=== Stored data ===
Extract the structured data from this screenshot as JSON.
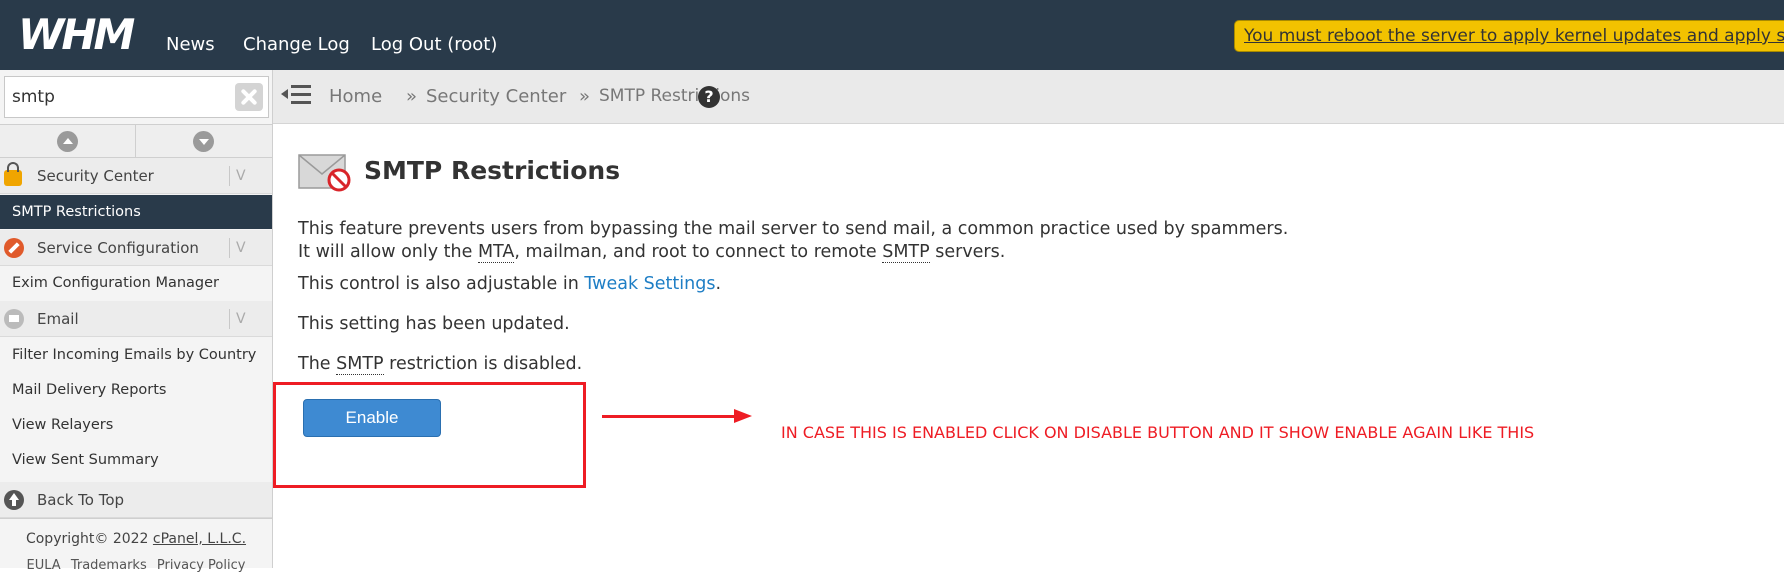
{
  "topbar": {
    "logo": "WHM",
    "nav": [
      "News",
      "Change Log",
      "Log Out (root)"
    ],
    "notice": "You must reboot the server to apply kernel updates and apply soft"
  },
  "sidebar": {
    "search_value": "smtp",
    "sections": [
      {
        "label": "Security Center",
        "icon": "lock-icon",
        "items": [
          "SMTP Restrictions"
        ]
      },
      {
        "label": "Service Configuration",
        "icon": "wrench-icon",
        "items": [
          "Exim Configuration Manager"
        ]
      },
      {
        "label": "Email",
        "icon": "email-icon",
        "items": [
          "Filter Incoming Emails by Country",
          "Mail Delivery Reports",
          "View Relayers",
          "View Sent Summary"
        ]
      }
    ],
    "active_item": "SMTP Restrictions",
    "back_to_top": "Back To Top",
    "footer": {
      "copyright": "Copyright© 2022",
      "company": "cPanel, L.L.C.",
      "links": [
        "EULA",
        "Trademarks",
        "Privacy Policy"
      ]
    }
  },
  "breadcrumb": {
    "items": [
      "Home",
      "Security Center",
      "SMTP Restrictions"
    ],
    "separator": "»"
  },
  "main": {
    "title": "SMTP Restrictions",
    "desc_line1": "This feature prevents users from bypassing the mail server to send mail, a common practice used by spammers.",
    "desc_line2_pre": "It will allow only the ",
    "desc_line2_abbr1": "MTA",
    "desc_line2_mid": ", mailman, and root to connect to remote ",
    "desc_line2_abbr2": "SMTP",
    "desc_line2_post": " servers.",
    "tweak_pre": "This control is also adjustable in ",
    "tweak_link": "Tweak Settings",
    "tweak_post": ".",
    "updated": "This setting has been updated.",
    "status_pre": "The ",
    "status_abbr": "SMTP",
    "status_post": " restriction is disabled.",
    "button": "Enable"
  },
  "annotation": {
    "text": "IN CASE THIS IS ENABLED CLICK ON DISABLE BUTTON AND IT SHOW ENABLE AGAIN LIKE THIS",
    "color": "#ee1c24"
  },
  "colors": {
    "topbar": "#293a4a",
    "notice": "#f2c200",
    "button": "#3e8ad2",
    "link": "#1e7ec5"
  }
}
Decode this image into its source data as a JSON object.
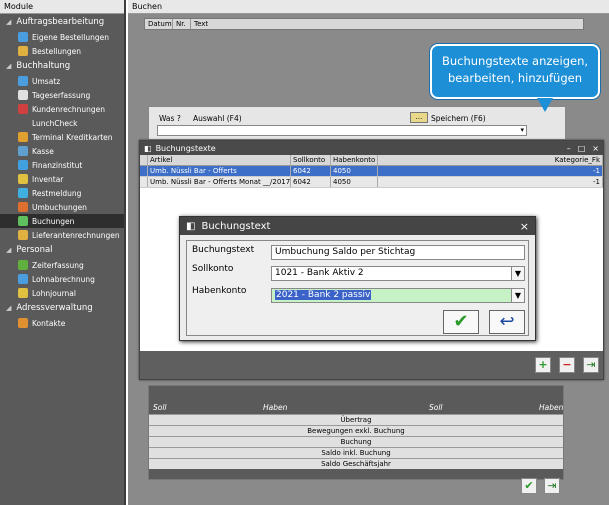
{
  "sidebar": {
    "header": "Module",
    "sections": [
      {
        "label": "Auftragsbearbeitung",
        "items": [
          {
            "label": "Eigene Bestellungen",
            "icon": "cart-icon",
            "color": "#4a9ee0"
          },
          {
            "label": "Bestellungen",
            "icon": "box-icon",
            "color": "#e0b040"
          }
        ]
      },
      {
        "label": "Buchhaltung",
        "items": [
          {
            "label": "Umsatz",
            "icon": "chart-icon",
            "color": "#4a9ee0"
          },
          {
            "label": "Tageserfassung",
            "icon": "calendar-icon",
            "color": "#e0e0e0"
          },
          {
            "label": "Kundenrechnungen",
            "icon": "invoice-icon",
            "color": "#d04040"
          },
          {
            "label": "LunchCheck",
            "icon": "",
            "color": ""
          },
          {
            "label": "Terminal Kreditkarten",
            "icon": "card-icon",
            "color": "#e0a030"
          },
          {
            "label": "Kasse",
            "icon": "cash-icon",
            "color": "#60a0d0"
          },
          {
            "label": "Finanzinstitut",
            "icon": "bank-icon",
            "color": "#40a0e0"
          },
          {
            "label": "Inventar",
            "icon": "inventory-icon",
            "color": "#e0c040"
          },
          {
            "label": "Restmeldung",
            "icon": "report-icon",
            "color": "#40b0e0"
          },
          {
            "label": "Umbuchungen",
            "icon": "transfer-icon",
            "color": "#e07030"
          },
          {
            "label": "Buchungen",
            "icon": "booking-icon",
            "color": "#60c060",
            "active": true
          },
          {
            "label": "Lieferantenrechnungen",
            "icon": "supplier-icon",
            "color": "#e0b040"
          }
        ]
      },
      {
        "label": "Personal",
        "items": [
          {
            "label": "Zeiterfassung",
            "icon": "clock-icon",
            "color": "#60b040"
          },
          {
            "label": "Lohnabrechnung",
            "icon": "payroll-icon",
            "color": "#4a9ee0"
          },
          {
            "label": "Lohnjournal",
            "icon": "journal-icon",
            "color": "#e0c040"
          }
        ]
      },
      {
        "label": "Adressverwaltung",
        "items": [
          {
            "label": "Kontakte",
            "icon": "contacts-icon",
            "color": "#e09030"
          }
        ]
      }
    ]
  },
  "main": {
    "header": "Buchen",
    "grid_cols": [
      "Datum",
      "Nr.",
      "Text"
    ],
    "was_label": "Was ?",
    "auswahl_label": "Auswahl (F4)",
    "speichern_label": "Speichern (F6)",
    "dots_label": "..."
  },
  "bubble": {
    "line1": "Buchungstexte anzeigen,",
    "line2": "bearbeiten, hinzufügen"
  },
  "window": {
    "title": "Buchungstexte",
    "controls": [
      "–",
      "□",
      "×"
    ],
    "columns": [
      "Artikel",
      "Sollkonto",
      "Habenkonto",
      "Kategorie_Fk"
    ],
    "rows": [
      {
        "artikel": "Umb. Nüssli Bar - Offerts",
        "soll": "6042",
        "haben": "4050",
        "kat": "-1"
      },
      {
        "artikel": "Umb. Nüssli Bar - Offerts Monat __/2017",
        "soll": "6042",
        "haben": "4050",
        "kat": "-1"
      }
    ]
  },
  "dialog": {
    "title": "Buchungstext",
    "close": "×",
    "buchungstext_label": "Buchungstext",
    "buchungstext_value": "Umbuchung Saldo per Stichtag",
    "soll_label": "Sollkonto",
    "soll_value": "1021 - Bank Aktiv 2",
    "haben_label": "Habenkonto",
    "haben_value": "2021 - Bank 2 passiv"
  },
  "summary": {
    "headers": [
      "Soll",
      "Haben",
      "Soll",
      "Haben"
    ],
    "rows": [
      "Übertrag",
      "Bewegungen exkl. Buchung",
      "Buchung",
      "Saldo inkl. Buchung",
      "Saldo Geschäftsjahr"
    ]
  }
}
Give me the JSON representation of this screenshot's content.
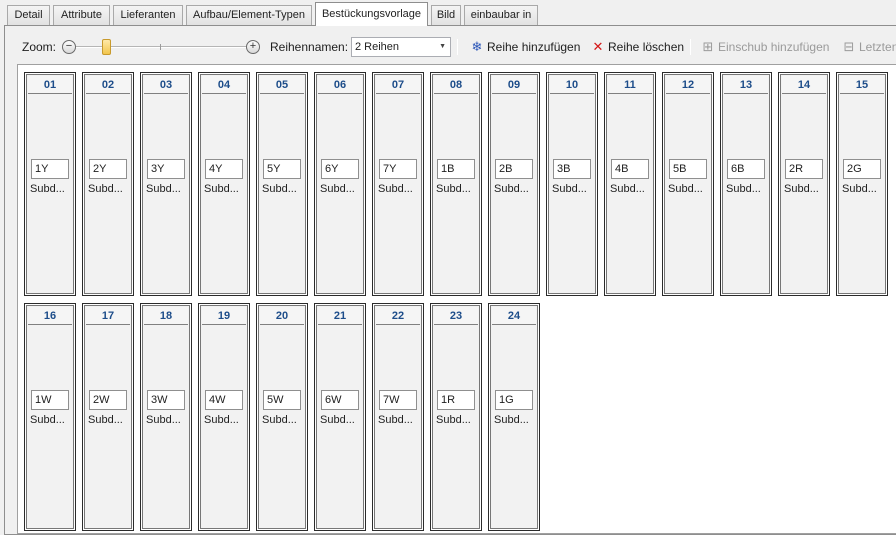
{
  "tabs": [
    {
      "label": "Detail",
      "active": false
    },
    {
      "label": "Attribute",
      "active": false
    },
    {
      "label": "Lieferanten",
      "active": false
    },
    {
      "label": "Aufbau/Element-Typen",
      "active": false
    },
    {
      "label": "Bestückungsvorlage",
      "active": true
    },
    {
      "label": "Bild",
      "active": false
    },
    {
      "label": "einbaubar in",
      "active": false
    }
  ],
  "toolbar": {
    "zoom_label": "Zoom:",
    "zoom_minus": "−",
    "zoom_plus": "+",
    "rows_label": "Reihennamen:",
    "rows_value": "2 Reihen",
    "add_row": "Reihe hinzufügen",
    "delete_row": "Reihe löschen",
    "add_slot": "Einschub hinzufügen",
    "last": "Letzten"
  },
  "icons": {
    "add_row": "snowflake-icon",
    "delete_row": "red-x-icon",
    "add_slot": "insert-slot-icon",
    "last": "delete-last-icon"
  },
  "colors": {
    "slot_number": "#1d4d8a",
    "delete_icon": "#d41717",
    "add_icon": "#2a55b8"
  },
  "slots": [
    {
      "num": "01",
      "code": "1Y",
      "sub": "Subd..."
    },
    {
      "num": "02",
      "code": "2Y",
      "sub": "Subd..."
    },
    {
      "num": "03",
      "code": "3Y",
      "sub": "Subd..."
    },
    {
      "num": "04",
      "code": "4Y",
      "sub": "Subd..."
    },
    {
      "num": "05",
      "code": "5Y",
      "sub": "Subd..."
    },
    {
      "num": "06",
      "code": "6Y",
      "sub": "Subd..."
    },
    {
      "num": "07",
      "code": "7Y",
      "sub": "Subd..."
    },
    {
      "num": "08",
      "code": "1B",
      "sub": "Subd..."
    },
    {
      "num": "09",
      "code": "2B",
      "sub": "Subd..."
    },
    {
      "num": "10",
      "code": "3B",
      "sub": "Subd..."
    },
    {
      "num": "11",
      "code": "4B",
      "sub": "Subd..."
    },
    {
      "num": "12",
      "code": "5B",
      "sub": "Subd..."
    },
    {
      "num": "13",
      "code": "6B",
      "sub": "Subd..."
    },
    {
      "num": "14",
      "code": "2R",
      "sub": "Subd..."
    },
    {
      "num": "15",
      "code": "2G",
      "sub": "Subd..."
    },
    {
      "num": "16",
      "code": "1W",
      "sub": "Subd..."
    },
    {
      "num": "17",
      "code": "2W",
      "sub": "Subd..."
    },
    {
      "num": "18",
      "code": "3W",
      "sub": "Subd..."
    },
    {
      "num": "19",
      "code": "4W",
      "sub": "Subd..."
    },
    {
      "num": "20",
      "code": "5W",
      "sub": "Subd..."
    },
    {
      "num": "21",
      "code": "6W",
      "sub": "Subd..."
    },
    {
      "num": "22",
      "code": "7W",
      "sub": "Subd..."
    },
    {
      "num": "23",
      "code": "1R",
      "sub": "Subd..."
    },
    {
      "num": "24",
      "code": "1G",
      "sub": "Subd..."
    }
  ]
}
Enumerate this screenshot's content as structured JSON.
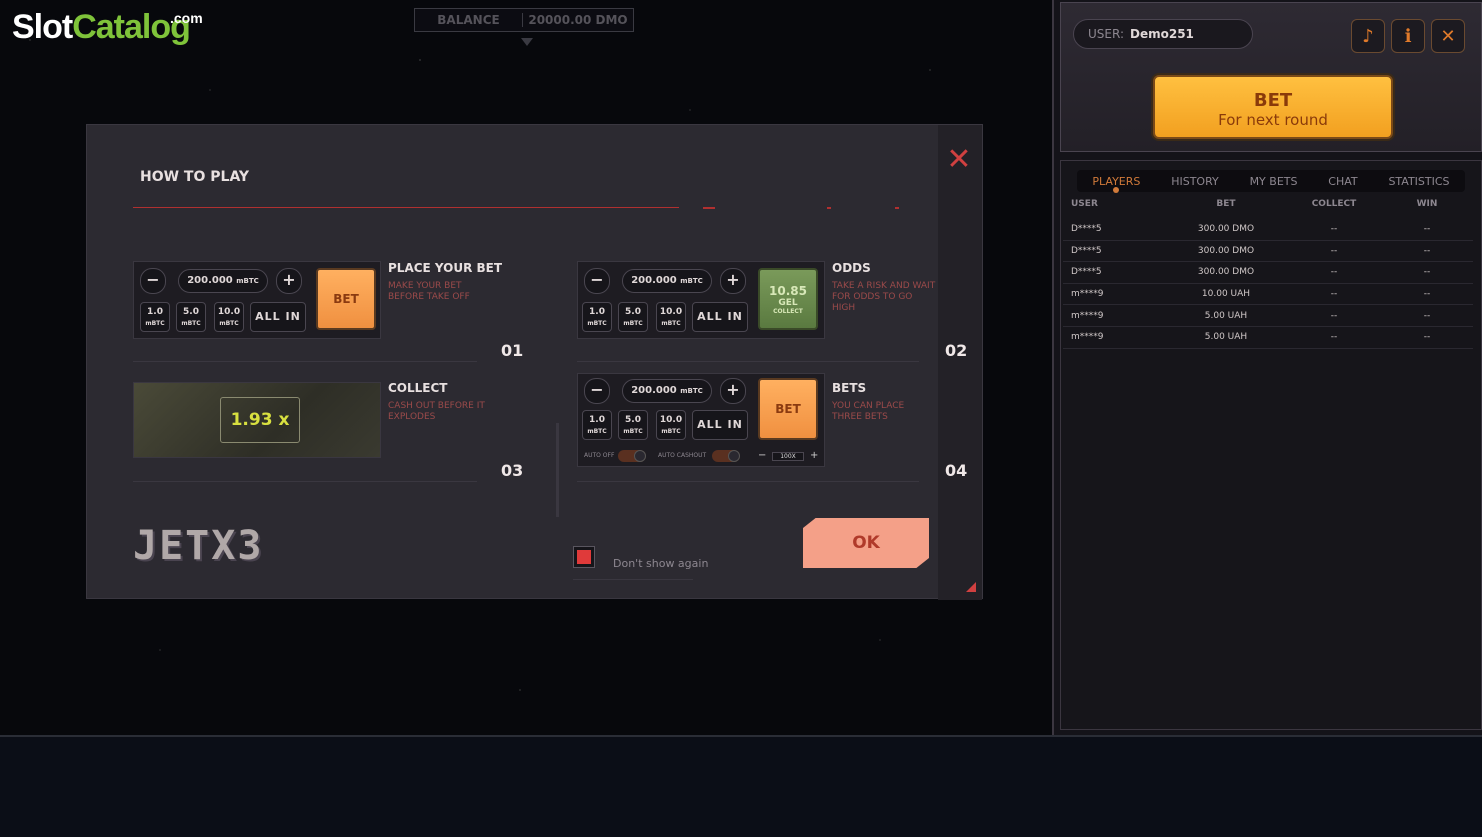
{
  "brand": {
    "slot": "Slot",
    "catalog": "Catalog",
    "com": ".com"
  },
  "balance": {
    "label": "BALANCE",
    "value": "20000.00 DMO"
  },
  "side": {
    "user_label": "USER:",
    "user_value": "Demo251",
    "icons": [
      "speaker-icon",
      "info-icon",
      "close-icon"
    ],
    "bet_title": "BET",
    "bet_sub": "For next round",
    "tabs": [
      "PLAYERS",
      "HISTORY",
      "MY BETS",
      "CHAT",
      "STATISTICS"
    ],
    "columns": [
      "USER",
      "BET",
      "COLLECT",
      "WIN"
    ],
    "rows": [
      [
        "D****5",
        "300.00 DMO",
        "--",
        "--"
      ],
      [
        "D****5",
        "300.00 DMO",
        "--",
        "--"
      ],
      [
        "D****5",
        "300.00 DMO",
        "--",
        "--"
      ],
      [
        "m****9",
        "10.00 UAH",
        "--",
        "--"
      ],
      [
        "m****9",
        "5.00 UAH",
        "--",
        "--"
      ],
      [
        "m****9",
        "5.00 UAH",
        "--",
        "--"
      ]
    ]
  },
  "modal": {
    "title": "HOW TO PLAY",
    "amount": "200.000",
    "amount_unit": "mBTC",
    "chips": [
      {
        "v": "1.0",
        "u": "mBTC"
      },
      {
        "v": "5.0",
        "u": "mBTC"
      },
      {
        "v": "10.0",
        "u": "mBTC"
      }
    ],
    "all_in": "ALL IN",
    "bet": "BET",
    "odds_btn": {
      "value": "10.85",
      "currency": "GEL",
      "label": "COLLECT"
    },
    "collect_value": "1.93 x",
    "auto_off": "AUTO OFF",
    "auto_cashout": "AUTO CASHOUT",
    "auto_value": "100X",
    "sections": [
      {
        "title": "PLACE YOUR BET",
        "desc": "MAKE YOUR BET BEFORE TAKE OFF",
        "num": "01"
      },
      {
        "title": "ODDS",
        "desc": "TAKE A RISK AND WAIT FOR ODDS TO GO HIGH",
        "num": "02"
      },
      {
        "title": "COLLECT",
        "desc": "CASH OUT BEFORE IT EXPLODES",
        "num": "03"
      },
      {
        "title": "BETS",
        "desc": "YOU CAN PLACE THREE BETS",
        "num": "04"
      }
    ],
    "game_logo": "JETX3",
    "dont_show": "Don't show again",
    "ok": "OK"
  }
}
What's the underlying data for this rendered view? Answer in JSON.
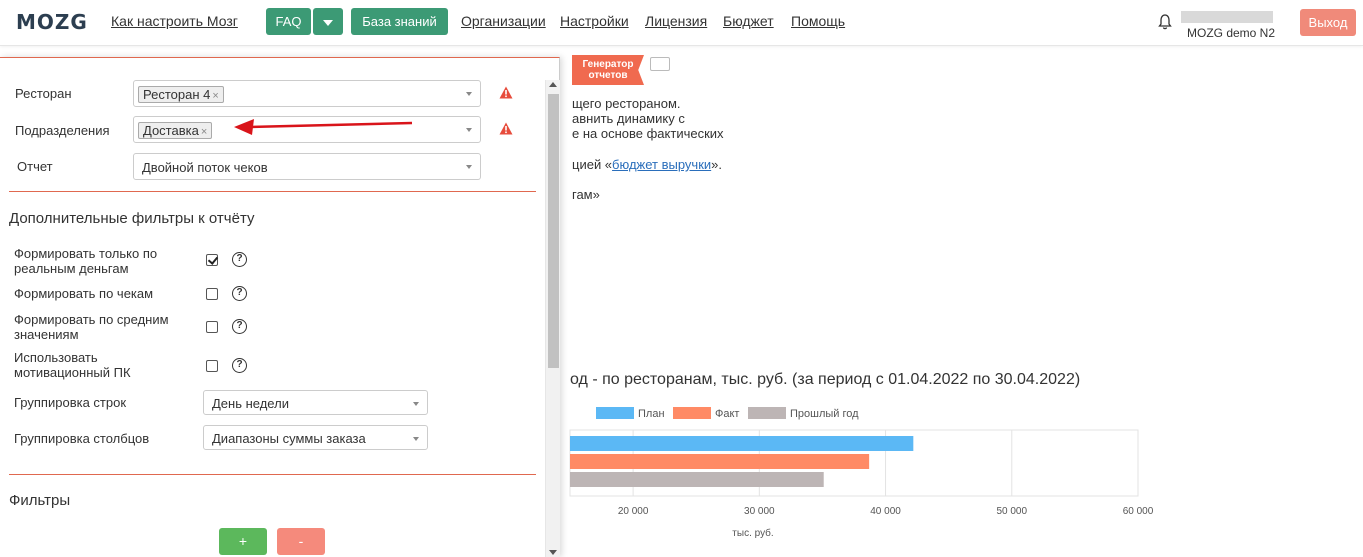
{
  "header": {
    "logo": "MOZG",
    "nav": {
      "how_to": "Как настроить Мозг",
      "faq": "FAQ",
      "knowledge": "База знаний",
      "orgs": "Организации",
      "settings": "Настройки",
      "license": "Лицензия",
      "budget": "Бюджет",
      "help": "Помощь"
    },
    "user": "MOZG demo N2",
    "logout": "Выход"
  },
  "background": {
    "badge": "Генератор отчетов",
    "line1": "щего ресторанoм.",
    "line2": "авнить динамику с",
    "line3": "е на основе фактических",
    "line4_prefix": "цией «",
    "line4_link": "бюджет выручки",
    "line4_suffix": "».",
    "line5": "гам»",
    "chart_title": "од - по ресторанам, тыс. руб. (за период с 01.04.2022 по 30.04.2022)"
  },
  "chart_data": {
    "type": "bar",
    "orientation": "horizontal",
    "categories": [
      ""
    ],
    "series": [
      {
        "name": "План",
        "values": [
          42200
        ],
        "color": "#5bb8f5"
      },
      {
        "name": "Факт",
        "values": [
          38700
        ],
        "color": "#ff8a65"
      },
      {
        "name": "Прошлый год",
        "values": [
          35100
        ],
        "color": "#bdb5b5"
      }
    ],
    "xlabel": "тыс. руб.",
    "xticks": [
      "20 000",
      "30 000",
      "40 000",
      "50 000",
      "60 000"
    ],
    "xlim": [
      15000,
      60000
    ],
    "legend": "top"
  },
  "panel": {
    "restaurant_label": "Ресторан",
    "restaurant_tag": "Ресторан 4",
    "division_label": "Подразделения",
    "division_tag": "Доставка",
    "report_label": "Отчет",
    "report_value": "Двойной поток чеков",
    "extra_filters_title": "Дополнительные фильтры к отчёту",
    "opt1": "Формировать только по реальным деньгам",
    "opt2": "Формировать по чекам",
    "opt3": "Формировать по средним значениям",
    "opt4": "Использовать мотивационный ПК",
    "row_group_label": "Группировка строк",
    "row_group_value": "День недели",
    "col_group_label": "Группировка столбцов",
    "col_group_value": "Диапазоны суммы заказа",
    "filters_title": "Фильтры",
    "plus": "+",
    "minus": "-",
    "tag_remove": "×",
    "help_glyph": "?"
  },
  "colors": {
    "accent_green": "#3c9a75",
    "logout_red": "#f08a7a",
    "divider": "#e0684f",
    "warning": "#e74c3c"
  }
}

=== SHORT PROBLEM ===
Filter the records above for lines containing the word "Nüssli", and copy those lines.

=== FULL SOLUTION ===
        "artikel": "Umb. Nüssli Bar - Offerts",
        "artikel": "Umb. Nüssli Bar - Offerts Monat __/2017",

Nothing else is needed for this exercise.